### Records to use
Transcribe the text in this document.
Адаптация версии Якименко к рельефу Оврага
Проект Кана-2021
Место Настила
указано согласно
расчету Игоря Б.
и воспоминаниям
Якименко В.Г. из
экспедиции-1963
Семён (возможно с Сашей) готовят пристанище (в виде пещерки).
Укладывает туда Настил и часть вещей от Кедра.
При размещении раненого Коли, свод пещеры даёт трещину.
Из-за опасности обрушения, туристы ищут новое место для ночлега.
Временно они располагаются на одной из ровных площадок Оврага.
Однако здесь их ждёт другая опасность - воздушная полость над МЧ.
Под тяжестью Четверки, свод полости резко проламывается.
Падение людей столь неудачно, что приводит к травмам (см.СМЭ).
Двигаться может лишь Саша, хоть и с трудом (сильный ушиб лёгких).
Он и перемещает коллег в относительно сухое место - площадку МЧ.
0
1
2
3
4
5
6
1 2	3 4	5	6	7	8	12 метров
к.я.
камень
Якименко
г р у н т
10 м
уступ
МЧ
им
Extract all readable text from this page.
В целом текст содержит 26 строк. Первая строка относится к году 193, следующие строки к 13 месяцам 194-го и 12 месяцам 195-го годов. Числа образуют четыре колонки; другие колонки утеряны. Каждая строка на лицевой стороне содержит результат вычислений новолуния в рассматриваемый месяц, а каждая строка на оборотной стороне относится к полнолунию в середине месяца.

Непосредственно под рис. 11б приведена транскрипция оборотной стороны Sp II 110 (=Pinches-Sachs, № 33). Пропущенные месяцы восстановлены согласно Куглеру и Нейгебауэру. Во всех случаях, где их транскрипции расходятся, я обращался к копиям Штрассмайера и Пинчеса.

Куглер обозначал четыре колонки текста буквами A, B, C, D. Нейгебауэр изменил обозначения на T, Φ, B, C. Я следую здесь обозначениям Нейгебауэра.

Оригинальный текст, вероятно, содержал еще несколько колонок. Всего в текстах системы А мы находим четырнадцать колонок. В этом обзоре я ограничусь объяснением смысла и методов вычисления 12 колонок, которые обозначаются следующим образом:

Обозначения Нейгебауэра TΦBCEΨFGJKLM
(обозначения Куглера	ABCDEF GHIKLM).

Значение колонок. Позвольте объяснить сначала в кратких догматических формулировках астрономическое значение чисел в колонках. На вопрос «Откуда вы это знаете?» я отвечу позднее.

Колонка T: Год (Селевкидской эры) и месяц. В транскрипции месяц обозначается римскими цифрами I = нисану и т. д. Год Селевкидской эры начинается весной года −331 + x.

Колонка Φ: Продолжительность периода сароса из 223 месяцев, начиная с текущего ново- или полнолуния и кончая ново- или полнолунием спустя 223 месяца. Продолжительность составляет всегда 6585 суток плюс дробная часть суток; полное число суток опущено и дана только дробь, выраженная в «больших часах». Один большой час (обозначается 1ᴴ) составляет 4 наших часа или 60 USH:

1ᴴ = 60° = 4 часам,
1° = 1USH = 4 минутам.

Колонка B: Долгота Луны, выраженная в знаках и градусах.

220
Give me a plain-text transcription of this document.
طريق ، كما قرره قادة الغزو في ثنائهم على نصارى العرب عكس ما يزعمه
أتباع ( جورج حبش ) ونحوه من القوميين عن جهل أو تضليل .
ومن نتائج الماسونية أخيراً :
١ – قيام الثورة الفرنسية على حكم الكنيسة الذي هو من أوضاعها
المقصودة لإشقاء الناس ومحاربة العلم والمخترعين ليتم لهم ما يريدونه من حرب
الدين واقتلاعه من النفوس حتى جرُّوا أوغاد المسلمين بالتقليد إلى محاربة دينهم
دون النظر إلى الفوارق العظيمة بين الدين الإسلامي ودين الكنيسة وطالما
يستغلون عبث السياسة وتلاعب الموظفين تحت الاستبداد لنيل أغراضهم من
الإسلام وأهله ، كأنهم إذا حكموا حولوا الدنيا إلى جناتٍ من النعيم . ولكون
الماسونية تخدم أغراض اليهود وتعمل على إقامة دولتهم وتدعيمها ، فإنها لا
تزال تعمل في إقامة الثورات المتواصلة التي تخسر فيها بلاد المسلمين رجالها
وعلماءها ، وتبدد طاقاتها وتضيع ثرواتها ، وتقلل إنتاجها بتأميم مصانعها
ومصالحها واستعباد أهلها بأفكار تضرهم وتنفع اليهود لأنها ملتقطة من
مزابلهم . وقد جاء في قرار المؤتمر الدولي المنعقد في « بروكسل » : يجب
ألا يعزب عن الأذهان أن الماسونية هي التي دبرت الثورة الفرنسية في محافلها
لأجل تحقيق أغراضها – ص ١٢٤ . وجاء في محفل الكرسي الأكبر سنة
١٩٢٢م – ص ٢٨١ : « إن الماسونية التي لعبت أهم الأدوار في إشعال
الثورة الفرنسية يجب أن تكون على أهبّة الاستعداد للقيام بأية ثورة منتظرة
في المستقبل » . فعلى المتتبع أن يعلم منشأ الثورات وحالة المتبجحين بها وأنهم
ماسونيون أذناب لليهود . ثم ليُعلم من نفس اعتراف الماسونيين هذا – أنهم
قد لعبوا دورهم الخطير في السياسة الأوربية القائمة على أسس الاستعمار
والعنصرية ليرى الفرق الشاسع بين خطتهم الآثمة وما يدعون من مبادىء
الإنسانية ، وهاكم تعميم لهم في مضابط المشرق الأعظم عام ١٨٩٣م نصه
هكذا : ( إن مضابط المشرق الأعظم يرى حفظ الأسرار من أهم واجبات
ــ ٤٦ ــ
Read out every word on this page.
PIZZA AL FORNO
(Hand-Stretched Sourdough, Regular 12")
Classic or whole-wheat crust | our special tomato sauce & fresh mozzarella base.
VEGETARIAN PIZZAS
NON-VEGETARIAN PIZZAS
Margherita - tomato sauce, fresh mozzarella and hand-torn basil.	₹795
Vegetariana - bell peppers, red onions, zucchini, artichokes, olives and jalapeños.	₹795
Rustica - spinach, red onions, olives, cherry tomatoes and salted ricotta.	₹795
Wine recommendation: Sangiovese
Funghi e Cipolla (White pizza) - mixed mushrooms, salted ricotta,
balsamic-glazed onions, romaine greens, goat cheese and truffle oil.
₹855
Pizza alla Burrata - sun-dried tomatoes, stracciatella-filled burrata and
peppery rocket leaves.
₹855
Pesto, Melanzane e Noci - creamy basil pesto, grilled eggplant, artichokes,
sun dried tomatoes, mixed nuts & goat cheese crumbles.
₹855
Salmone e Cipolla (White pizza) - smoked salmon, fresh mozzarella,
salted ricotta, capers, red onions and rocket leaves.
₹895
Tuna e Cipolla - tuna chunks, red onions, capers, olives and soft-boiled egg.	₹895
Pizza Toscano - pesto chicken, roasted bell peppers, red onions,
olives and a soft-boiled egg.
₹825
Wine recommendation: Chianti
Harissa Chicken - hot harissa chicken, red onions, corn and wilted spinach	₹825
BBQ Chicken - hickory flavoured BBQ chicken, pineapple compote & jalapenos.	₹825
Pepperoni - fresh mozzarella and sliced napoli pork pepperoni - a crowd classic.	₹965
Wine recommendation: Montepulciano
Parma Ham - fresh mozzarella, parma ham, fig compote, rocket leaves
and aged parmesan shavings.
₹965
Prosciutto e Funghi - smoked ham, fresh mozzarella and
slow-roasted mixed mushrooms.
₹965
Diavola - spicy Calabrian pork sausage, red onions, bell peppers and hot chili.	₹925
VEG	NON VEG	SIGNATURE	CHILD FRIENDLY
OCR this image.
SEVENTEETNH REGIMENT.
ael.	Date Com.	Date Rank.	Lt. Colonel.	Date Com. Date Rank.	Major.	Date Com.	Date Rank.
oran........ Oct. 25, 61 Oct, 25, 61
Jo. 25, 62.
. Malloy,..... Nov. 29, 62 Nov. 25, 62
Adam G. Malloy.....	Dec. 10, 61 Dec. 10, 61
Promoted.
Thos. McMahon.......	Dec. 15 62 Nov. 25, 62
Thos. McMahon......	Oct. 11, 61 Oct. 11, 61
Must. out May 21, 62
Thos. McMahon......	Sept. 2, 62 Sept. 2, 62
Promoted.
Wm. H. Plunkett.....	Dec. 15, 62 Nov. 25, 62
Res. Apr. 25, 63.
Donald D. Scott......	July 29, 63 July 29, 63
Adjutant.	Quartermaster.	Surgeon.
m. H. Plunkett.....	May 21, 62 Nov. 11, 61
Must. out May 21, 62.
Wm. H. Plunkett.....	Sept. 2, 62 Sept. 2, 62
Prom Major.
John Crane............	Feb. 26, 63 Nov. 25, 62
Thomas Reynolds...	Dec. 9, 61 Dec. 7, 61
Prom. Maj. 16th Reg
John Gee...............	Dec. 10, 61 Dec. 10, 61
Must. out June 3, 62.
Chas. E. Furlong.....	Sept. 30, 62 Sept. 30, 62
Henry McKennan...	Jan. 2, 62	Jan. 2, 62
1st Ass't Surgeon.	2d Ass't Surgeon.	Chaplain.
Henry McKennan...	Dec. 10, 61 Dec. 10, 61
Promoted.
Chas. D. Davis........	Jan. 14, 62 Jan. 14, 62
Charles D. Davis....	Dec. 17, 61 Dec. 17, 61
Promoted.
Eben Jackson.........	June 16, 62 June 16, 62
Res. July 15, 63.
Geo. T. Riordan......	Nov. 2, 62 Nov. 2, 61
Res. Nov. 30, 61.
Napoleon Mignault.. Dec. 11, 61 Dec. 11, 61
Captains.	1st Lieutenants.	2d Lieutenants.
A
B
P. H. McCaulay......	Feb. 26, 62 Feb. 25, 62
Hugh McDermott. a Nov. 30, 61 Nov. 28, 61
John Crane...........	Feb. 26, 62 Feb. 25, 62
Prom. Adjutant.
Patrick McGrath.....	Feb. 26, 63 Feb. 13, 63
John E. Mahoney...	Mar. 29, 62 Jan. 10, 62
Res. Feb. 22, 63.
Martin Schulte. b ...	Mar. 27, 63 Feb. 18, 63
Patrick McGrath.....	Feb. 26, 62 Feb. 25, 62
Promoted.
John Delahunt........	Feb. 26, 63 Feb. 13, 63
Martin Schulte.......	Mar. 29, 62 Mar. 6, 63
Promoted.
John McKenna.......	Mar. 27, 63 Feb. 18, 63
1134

### Instructions to follow
Across the records above, count the lines holding "Funghi" and reply with that number alone.

### Result of the exercise
2